Selected extract »
Single by Loretta Lynn

from the album When the Tingle Becomes a Chill
- B-side: "Sounds of a New Love (Being Born)"
- Released: March 1976
- Recorded: January 30, 1975
- Studio: Bradley's Barn, Mt. Juliet, Tennessee
- Genre: Country
- Length: 2:14
- Label: MCA
- Songwriter(s): Loretta Lynn
- Producer(s): Owen Bradley

Loretta Lynn singles chronology
| "When the Tingle Becomes a Chill" (1975) | "Red, White and Blue" (1976) | "Somebody Somewhere (Don't Know What He's Missin' Tonight)" (1976) |

= Red, White and Blue (song) =

"Red, White and Blue" is a song written and originally performed by American country music artist Loretta Lynn. It was released as a single in March 1976 via MCA Records.

Tasks »
A. Summarize the "Red, White and Blue" song entry in two sentences.
B. List every single named in the Loretta Lynn singles chronology of the "Red, White and Blue" song entry, with the year given for each.
C. According to the "Red, White and Blue" song entry, in which studio was the song recorded?

Extracted data »
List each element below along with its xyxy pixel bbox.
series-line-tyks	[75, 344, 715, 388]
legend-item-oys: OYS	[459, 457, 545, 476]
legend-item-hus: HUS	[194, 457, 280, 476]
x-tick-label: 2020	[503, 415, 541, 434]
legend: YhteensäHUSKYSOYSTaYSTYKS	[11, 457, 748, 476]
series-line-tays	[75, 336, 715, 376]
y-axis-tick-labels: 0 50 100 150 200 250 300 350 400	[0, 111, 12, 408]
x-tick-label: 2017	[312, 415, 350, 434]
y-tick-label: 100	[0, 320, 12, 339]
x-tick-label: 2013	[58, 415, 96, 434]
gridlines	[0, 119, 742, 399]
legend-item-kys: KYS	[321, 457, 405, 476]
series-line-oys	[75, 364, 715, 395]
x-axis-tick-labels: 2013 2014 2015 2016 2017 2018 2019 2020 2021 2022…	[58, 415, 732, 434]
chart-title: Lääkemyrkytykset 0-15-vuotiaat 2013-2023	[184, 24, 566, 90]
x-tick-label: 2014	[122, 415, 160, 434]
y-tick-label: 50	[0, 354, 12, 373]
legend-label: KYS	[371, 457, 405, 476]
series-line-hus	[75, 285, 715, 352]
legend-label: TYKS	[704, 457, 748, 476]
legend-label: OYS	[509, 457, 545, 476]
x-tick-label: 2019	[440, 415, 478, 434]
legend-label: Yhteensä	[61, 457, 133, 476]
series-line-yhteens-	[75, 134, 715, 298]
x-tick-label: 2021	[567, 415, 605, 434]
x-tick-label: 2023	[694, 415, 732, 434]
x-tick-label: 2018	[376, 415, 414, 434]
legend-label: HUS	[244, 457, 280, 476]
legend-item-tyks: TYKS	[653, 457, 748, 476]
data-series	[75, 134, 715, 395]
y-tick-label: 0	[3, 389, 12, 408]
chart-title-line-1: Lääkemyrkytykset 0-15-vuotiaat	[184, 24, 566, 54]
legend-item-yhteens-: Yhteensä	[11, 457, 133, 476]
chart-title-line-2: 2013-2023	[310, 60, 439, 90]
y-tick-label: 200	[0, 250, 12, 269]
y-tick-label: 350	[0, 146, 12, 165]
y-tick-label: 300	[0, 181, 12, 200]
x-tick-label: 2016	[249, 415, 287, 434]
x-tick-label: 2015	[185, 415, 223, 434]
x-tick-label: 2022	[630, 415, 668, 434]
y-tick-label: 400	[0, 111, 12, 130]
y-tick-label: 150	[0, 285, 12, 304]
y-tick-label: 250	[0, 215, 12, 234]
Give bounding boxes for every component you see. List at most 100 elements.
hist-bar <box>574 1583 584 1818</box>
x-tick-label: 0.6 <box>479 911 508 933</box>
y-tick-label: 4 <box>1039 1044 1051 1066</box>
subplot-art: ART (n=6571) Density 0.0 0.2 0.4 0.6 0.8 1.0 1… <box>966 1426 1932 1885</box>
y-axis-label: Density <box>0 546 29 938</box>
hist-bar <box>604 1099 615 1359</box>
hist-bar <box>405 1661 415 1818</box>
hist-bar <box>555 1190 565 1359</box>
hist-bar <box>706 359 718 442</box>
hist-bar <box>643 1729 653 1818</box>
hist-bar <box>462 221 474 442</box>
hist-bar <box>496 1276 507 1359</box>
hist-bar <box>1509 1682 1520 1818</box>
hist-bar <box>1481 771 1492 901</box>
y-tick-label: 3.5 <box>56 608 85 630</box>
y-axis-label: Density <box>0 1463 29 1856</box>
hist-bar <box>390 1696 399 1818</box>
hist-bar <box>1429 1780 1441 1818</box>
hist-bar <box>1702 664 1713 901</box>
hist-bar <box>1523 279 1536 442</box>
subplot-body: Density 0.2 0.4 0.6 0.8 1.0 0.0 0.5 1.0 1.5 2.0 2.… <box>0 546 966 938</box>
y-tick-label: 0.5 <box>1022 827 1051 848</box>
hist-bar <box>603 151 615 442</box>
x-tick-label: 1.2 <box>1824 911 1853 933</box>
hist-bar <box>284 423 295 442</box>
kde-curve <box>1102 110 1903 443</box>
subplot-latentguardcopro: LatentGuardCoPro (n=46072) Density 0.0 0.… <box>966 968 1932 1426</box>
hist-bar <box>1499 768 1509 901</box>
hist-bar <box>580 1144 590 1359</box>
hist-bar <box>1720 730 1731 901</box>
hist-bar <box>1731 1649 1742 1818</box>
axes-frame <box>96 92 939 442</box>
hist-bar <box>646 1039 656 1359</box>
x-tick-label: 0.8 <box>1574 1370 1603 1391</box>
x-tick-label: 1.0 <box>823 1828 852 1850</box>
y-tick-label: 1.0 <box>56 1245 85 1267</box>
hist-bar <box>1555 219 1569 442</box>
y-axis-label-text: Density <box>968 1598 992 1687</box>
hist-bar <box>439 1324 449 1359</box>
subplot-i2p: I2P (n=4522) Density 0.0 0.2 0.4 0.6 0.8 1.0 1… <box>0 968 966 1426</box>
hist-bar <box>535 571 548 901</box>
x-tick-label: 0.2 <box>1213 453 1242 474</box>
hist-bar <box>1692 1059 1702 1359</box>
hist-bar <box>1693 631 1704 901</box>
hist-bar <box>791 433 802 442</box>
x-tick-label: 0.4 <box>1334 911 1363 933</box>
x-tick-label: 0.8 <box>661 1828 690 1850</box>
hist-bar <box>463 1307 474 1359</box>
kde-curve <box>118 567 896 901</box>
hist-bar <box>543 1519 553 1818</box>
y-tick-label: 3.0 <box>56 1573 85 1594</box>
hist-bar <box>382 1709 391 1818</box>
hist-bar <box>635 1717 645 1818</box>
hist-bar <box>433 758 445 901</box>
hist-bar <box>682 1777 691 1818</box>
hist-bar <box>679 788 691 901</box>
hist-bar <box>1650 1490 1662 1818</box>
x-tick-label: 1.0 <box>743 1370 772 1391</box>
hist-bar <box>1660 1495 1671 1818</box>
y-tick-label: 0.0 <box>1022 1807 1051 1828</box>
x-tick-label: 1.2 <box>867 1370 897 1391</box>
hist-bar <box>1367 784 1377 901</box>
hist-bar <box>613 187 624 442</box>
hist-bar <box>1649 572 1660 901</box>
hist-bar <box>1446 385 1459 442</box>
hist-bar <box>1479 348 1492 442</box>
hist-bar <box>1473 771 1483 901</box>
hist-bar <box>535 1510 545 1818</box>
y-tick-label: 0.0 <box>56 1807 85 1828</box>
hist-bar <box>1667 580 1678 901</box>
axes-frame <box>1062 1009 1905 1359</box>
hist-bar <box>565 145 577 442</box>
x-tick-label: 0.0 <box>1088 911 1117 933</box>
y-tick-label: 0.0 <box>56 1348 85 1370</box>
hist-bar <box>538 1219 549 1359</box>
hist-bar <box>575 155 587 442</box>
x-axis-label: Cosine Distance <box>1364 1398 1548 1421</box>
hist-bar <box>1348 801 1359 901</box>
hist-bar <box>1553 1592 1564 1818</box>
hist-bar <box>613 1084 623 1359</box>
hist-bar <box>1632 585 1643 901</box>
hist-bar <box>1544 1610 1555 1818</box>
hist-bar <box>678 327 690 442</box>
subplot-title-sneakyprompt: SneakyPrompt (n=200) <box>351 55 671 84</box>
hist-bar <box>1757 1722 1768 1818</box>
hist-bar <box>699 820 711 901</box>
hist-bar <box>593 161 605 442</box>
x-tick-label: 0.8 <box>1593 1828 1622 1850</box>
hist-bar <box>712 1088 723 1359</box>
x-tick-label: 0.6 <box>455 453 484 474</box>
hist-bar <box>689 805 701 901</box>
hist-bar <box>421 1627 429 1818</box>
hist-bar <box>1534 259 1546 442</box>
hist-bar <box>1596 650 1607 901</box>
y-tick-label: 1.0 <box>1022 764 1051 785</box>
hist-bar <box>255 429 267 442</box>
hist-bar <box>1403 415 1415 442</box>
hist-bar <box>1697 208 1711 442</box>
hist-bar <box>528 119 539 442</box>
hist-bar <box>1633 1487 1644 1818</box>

Responses per task »
A. "Red, White and Blue" is a country song written and originally performed by American artist Loretta Lynn, produced by Owen Bradley and recorded on January 30, 1975, at Bradley's Barn in Mt. Juliet, Tennessee. MCA Records released it as a single in March 1976, with "Sounds of a New Love (Being Born)" as the B-side.

B.
- "When the Tingle Becomes a Chill" (1975)
- "Red, White and Blue" (1976)
- "Somebody Somewhere (Don't Know What He's Missin' Tonight)" (1976)

C. Bradley's Barn, in Mt. Juliet, Tennessee.